• STATED EXERCISE
All the data should come back exactly as it was given.

• RECORDS PROVIDED
# # # # # # #
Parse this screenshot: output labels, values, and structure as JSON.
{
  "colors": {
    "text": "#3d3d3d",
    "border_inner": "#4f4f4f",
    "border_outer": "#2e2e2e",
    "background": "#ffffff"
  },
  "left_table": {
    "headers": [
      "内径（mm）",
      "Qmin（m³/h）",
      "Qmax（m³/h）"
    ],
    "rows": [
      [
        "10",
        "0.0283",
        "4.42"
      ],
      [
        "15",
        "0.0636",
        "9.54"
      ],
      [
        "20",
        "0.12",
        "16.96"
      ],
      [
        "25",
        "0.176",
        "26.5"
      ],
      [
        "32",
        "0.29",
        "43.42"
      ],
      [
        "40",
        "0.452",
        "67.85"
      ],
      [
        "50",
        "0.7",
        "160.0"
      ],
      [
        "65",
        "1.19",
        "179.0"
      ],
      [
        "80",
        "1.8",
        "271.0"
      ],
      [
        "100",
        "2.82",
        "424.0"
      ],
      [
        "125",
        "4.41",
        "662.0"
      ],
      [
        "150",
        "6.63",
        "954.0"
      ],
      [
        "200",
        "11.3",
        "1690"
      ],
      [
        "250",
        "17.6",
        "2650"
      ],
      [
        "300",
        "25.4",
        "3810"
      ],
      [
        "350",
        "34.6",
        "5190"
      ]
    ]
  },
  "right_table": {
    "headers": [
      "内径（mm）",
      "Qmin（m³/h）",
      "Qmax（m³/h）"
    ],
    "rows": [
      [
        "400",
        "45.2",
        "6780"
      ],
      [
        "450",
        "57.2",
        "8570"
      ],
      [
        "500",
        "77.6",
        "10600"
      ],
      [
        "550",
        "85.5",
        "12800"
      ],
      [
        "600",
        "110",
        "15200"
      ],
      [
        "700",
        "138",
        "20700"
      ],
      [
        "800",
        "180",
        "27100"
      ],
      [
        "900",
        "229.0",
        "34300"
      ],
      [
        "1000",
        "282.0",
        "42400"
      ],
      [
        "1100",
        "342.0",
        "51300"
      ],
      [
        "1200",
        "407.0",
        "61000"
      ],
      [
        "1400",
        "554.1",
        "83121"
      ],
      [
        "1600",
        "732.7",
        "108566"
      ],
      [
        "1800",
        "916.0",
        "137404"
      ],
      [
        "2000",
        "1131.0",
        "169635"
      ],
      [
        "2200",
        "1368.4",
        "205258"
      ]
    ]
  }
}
# # # # # # #
• WRITTEN SOLUTION
Parse this screenshot: output labels, values, and structure as JSON.
{
  "colors": {
    "text": "#3d3d3d",
    "border_inner": "#4f4f4f",
    "border_outer": "#2e2e2e",
    "background": "#ffffff"
  },
  "left_table": {
    "headers": [
      "内径（mm）",
      "Qmin（m³/h）",
      "Qmax（m³/h）"
    ],
    "rows": [
      [
        "10",
        "0.0283",
        "4.42"
      ],
      [
        "15",
        "0.0636",
        "9.54"
      ],
      [
        "20",
        "0.12",
        "16.96"
      ],
      [
        "25",
        "0.176",
        "26.5"
      ],
      [
        "32",
        "0.29",
        "43.42"
      ],
      [
        "40",
        "0.452",
        "67.85"
      ],
      [
        "50",
        "0.7",
        "160.0"
      ],
      [
        "65",
        "1.19",
        "179.0"
      ],
      [
        "80",
        "1.8",
        "271.0"
      ],
      [
        "100",
        "2.82",
        "424.0"
      ],
      [
        "125",
        "4.41",
        "662.0"
      ],
      [
        "150",
        "6.63",
        "954.0"
      ],
      [
        "200",
        "11.3",
        "1690"
      ],
      [
        "250",
        "17.6",
        "2650"
      ],
      [
        "300",
        "25.4",
        "3810"
      ],
      [
        "350",
        "34.6",
        "5190"
      ]
    ]
  },
  "right_table": {
    "headers": [
      "内径（mm）",
      "Qmin（m³/h）",
      "Qmax（m³/h）"
    ],
    "rows": [
      [
        "400",
        "45.2",
        "6780"
      ],
      [
        "450",
        "57.2",
        "8570"
      ],
      [
        "500",
        "77.6",
        "10600"
      ],
      [
        "550",
        "85.5",
        "12800"
      ],
      [
        "600",
        "110",
        "15200"
      ],
      [
        "700",
        "138",
        "20700"
      ],
      [
        "800",
        "180",
        "27100"
      ],
      [
        "900",
        "229.0",
        "34300"
      ],
      [
        "1000",
        "282.0",
        "42400"
      ],
      [
        "1100",
        "342.0",
        "51300"
      ],
      [
        "1200",
        "407.0",
        "61000"
      ],
      [
        "1400",
        "554.1",
        "83121"
      ],
      [
        "1600",
        "732.7",
        "108566"
      ],
      [
        "1800",
        "916.0",
        "137404"
      ],
      [
        "2000",
        "1131.0",
        "169635"
      ],
      [
        "2200",
        "1368.4",
        "205258"
      ]
    ]
  }
}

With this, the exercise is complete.